** START INPUT **

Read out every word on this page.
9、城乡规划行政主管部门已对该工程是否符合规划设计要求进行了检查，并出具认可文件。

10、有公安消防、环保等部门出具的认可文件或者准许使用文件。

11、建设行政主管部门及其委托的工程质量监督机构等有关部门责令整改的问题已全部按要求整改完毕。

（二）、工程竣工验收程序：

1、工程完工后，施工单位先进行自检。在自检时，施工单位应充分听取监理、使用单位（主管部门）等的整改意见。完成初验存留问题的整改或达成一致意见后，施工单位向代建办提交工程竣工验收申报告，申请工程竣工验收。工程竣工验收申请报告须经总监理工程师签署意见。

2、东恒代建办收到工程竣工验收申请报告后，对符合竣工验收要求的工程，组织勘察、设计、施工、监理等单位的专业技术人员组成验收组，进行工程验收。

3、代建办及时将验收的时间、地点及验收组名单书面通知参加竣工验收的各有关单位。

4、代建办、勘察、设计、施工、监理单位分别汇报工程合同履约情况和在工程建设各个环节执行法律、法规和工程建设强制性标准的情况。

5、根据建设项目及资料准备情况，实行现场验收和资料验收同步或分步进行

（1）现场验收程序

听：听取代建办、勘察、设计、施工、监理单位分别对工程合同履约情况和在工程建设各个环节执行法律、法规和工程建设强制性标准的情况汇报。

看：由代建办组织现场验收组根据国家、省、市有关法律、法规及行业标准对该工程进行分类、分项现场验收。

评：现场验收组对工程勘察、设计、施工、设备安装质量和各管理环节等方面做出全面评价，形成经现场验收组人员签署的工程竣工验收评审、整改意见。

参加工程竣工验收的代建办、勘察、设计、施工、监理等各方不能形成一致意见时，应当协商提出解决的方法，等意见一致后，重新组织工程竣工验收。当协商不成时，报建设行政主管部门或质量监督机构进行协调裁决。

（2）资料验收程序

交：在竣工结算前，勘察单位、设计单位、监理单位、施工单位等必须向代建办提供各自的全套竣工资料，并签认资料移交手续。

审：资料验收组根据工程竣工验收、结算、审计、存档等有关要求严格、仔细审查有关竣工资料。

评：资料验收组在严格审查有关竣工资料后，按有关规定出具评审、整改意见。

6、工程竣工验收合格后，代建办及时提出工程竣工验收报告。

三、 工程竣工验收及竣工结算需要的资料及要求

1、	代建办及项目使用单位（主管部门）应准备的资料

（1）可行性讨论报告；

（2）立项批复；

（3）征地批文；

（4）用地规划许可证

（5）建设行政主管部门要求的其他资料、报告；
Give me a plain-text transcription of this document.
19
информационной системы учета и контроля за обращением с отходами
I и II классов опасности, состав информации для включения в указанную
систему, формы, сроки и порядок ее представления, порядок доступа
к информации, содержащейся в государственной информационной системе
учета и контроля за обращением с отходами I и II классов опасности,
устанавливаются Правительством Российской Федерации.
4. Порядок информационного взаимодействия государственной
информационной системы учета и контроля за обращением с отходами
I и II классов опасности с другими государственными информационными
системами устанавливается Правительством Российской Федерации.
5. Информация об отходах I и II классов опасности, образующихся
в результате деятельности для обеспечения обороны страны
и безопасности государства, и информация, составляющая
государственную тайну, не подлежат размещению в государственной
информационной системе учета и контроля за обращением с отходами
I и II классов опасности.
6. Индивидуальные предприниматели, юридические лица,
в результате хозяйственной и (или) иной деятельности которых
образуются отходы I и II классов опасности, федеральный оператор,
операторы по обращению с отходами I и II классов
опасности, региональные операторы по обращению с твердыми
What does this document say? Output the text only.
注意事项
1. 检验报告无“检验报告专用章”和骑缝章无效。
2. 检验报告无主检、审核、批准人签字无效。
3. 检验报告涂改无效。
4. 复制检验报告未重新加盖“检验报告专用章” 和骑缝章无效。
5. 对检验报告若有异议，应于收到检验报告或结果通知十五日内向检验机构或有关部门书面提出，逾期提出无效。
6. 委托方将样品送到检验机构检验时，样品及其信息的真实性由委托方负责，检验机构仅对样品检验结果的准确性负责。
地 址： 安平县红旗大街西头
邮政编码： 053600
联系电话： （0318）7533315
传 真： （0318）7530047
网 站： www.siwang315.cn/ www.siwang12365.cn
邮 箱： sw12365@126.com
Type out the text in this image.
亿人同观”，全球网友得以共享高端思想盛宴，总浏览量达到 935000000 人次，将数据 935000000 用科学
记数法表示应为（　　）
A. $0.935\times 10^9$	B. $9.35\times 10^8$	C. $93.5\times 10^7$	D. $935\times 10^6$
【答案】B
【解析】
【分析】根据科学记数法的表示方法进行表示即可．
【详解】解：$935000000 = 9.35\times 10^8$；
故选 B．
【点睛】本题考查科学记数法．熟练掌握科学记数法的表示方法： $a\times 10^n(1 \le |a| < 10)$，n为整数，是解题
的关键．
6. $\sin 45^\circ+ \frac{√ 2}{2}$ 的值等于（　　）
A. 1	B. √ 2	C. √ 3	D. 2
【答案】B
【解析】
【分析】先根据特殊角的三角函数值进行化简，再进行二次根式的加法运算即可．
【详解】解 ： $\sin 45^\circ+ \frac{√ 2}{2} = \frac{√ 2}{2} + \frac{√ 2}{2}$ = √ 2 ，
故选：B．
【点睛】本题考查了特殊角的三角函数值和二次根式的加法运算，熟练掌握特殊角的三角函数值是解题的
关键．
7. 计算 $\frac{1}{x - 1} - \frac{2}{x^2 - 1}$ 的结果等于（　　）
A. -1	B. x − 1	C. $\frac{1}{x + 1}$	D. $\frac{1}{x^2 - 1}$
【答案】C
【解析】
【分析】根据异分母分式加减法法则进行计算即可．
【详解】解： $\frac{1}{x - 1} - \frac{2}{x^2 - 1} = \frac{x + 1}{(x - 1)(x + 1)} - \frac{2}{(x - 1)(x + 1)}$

** END INPUT **

= PROMPT =
List all lines above in which the string "times" appears.

= OUTPUT =
A. $0.935\times 10^9$	B. $9.35\times 10^8$	C. $93.5\times 10^7$	D. $935\times 10^6$
【详解】解：$935000000 = 9.35\times 10^8$；
【点睛】本题考查科学记数法．熟练掌握科学记数法的表示方法： $a\times 10^n(1 \le |a| < 10)$，n为整数，是解题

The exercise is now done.